**** Provided entries

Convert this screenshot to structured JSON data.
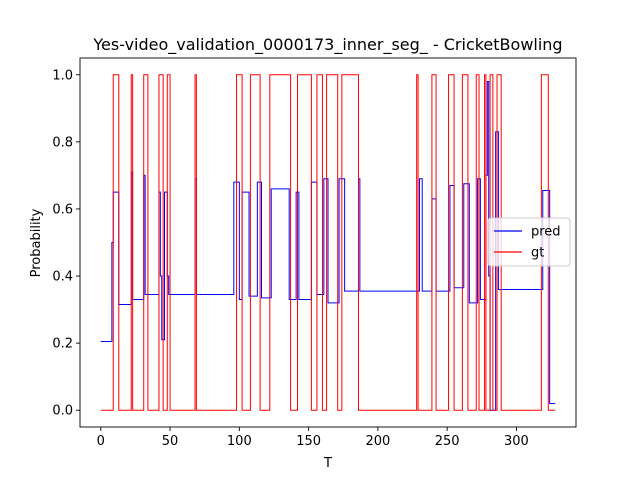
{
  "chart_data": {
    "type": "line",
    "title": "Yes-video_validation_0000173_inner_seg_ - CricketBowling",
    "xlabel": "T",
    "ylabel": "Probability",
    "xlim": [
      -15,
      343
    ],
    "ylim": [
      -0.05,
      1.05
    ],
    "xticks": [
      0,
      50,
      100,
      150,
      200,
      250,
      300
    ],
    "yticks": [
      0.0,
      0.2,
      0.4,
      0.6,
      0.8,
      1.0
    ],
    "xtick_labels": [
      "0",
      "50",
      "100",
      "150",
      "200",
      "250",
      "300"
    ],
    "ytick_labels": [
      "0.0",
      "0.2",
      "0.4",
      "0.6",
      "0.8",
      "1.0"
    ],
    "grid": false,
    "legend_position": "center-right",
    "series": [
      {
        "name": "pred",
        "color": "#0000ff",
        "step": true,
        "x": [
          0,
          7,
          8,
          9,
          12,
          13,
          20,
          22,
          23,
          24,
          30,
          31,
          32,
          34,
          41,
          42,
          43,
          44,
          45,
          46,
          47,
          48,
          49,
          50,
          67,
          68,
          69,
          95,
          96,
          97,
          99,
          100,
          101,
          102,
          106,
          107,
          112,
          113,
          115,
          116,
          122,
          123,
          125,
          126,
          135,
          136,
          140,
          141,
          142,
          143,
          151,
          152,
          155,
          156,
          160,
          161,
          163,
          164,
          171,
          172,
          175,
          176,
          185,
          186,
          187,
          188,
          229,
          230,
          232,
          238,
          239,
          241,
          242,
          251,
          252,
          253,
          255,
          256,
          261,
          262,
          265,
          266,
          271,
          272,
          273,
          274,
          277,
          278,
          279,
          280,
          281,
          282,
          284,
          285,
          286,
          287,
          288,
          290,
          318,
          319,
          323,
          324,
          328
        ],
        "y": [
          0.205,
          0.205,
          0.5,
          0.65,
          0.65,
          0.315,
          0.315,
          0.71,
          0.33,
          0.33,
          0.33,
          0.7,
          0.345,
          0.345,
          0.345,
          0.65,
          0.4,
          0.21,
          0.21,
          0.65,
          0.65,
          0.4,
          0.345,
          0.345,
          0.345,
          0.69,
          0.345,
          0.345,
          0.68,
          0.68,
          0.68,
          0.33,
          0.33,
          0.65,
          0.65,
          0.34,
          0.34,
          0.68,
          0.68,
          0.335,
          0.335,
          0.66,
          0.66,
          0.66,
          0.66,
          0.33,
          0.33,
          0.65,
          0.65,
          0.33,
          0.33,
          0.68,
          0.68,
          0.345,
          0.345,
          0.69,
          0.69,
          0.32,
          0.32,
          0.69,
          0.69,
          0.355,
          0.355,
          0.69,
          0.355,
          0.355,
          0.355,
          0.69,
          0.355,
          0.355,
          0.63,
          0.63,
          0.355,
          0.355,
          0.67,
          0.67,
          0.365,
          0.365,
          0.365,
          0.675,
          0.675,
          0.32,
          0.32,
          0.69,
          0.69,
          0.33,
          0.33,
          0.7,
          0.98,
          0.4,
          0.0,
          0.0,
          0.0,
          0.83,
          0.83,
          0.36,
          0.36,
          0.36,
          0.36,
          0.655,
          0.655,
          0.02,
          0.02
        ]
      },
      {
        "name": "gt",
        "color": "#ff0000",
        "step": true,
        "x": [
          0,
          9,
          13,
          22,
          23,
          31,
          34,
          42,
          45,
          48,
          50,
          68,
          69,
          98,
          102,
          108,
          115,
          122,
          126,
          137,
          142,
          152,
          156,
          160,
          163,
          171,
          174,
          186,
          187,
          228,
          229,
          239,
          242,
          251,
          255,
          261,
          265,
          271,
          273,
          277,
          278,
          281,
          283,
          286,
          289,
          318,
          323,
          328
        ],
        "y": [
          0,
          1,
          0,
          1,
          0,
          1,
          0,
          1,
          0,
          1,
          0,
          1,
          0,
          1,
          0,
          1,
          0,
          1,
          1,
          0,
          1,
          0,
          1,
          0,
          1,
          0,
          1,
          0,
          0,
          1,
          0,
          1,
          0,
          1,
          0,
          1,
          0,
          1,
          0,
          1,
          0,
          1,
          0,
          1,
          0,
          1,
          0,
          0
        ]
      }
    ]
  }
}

********

Copy out the data above exactly, except the pictures.

Convert this screenshot to structured JSON data.
{
  "chart_data": {
    "type": "line",
    "title": "Yes-video_validation_0000173_inner_seg_ - CricketBowling",
    "xlabel": "T",
    "ylabel": "Probability",
    "xlim": [
      -15,
      343
    ],
    "ylim": [
      -0.05,
      1.05
    ],
    "xticks": [
      0,
      50,
      100,
      150,
      200,
      250,
      300
    ],
    "yticks": [
      0.0,
      0.2,
      0.4,
      0.6,
      0.8,
      1.0
    ],
    "xtick_labels": [
      "0",
      "50",
      "100",
      "150",
      "200",
      "250",
      "300"
    ],
    "ytick_labels": [
      "0.0",
      "0.2",
      "0.4",
      "0.6",
      "0.8",
      "1.0"
    ],
    "grid": false,
    "legend_position": "center-right",
    "series": [
      {
        "name": "pred",
        "color": "#0000ff",
        "step": true,
        "x": [
          0,
          7,
          8,
          9,
          12,
          13,
          20,
          22,
          23,
          24,
          30,
          31,
          32,
          34,
          41,
          42,
          43,
          44,
          45,
          46,
          47,
          48,
          49,
          50,
          67,
          68,
          69,
          95,
          96,
          97,
          99,
          100,
          101,
          102,
          106,
          107,
          112,
          113,
          115,
          116,
          122,
          123,
          125,
          126,
          135,
          136,
          140,
          141,
          142,
          143,
          151,
          152,
          155,
          156,
          160,
          161,
          163,
          164,
          171,
          172,
          175,
          176,
          185,
          186,
          187,
          188,
          229,
          230,
          232,
          238,
          239,
          241,
          242,
          251,
          252,
          253,
          255,
          256,
          261,
          262,
          265,
          266,
          271,
          272,
          273,
          274,
          277,
          278,
          279,
          280,
          281,
          282,
          284,
          285,
          286,
          287,
          288,
          290,
          318,
          319,
          323,
          324,
          328
        ],
        "y": [
          0.205,
          0.205,
          0.5,
          0.65,
          0.65,
          0.315,
          0.315,
          0.71,
          0.33,
          0.33,
          0.33,
          0.7,
          0.345,
          0.345,
          0.345,
          0.65,
          0.4,
          0.21,
          0.21,
          0.65,
          0.65,
          0.4,
          0.345,
          0.345,
          0.345,
          0.69,
          0.345,
          0.345,
          0.68,
          0.68,
          0.68,
          0.33,
          0.33,
          0.65,
          0.65,
          0.34,
          0.34,
          0.68,
          0.68,
          0.335,
          0.335,
          0.66,
          0.66,
          0.66,
          0.66,
          0.33,
          0.33,
          0.65,
          0.65,
          0.33,
          0.33,
          0.68,
          0.68,
          0.345,
          0.345,
          0.69,
          0.69,
          0.32,
          0.32,
          0.69,
          0.69,
          0.355,
          0.355,
          0.69,
          0.355,
          0.355,
          0.355,
          0.69,
          0.355,
          0.355,
          0.63,
          0.63,
          0.355,
          0.355,
          0.67,
          0.67,
          0.365,
          0.365,
          0.365,
          0.675,
          0.675,
          0.32,
          0.32,
          0.69,
          0.69,
          0.33,
          0.33,
          0.7,
          0.98,
          0.4,
          0.0,
          0.0,
          0.0,
          0.83,
          0.83,
          0.36,
          0.36,
          0.36,
          0.36,
          0.655,
          0.655,
          0.02,
          0.02
        ]
      },
      {
        "name": "gt",
        "color": "#ff0000",
        "step": true,
        "x": [
          0,
          9,
          13,
          22,
          23,
          31,
          34,
          42,
          45,
          48,
          50,
          68,
          69,
          98,
          102,
          108,
          115,
          122,
          126,
          137,
          142,
          152,
          156,
          160,
          163,
          171,
          174,
          186,
          187,
          228,
          229,
          239,
          242,
          251,
          255,
          261,
          265,
          271,
          273,
          277,
          278,
          281,
          283,
          286,
          289,
          318,
          323,
          328
        ],
        "y": [
          0,
          1,
          0,
          1,
          0,
          1,
          0,
          1,
          0,
          1,
          0,
          1,
          0,
          1,
          0,
          1,
          0,
          1,
          1,
          0,
          1,
          0,
          1,
          0,
          1,
          0,
          1,
          0,
          0,
          1,
          0,
          1,
          0,
          1,
          0,
          1,
          0,
          1,
          0,
          1,
          0,
          1,
          0,
          1,
          0,
          1,
          0,
          0
        ]
      }
    ]
  }
}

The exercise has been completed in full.